Supplied text >>

-- -- --

= Plantation group text messages =

Offensive mass text messages sent after the 2024 United States presidential election

In November 2024, shortly following the 2024 United States presidential election, numerous persons of color and members of the LGBTQ community received racist and homophobic text messages. The messages appear to have been mass-generated by a computer program and contain slight textual variations, frequently addressing the recipient by their first name and containing other personal information.

== Text messages ==
Black Americans began receiving anonymous text messages shortly after the election on November 6, referencing slavery and assigning them to a "plantation group" indexed by a letter or number, with some messages also included the N word. On November 15 it was reported that a variant targeted Latino Americans and LGBTQ people with threats of deportation, or re-education camps, rather than slavery. An example of one of the texts was quoted by reporters as;

"You have been selected to pick cotton at the nearest plantation. Be ready at 12 pm sharp with your belongings. Our executive slaves will come get you in a brown van. Be prepared to be searched down once you've enter the plantation. You are in plantation group W."

-- -- --

Task requirements >>
Using the article on the post-election text messages, explain in one to three sentences why they are known as "plantation group" messages.

Record extracts >>
-- -- --

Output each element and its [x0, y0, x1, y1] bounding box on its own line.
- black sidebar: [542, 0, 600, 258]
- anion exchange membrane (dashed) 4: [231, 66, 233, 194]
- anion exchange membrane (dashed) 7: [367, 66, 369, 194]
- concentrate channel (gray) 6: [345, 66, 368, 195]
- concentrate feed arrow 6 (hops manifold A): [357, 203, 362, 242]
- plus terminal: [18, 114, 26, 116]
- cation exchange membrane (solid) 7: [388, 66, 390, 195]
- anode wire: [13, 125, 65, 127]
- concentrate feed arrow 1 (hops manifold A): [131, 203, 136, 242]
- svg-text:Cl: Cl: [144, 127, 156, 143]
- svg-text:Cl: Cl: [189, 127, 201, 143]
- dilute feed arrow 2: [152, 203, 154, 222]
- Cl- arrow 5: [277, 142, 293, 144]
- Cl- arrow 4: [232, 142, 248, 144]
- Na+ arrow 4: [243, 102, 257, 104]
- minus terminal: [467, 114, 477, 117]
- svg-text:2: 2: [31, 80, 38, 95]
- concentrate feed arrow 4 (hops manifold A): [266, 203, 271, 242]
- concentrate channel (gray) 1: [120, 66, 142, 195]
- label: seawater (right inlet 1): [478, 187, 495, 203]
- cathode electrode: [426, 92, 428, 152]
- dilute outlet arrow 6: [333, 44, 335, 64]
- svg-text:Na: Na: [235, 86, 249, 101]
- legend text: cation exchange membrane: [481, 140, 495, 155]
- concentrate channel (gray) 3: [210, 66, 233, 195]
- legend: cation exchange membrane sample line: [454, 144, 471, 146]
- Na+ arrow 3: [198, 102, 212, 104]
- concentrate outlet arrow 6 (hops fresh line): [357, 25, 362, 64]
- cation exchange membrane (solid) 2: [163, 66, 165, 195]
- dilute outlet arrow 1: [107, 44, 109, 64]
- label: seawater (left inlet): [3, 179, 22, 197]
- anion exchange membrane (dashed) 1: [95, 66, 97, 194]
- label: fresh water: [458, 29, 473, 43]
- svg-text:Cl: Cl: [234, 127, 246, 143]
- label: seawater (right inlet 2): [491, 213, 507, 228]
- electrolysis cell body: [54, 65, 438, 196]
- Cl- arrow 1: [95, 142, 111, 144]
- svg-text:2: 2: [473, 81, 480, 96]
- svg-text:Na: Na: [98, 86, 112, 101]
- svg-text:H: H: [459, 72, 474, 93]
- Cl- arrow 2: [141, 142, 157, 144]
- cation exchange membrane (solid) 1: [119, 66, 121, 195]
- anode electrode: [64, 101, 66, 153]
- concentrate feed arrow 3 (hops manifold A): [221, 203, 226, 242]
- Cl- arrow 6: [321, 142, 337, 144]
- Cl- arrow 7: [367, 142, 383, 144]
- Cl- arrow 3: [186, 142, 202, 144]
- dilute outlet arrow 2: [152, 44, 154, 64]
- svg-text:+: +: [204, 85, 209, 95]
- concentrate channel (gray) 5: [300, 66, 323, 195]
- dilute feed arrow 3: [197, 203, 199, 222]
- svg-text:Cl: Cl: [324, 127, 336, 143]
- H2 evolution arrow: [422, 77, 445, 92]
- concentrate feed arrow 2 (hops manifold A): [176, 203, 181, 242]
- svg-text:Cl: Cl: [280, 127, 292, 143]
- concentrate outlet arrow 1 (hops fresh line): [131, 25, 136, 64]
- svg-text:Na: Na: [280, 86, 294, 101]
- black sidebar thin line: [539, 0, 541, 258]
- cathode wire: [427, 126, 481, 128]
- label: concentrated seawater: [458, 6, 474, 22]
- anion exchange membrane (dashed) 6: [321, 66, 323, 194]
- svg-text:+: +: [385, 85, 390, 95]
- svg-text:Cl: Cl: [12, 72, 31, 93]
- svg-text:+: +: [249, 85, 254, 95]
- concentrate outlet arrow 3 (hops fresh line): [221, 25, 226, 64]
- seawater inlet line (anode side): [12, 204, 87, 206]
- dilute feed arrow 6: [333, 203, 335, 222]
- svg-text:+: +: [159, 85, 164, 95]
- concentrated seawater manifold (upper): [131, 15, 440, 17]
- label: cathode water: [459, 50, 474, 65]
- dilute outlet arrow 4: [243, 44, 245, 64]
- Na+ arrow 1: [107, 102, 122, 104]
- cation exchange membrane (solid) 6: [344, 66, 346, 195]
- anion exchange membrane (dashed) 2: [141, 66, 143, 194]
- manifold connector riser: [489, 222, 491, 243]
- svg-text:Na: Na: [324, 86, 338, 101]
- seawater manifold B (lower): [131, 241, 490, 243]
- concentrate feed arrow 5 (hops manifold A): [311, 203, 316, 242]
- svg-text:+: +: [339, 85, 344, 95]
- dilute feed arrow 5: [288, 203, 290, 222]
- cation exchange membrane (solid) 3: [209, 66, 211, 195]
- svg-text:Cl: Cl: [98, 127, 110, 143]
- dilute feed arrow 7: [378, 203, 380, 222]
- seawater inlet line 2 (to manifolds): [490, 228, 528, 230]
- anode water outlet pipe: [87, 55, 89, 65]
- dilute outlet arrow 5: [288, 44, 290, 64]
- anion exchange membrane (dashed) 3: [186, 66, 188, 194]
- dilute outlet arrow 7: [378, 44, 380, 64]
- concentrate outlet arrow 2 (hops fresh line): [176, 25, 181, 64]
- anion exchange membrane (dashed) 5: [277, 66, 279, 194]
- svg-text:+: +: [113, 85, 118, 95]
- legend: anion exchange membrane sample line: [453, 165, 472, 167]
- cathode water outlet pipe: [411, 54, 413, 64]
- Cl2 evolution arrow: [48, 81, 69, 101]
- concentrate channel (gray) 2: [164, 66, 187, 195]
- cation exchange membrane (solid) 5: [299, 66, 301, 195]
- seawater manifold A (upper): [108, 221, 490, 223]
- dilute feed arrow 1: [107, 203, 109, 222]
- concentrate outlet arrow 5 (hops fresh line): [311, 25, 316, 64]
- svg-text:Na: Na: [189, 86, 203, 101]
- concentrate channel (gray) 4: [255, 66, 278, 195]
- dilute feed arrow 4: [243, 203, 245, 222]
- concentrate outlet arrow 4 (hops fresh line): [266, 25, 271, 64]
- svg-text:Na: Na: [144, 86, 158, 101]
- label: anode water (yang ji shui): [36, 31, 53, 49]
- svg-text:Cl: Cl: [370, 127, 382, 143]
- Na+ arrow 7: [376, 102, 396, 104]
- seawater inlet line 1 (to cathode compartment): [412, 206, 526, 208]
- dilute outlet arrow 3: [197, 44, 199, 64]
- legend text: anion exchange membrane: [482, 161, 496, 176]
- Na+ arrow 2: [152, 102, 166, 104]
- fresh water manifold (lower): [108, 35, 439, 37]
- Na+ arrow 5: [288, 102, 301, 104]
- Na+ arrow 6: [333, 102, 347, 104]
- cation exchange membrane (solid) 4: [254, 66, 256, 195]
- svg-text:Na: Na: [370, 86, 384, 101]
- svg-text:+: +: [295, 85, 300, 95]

-- -- --

Written answer >>
The messages sent to Black Americans after the election referenced slavery and assigned each recipient to a "plantation group" marked by a letter or number. For example, one quoted text ends with "You are in plantation group W."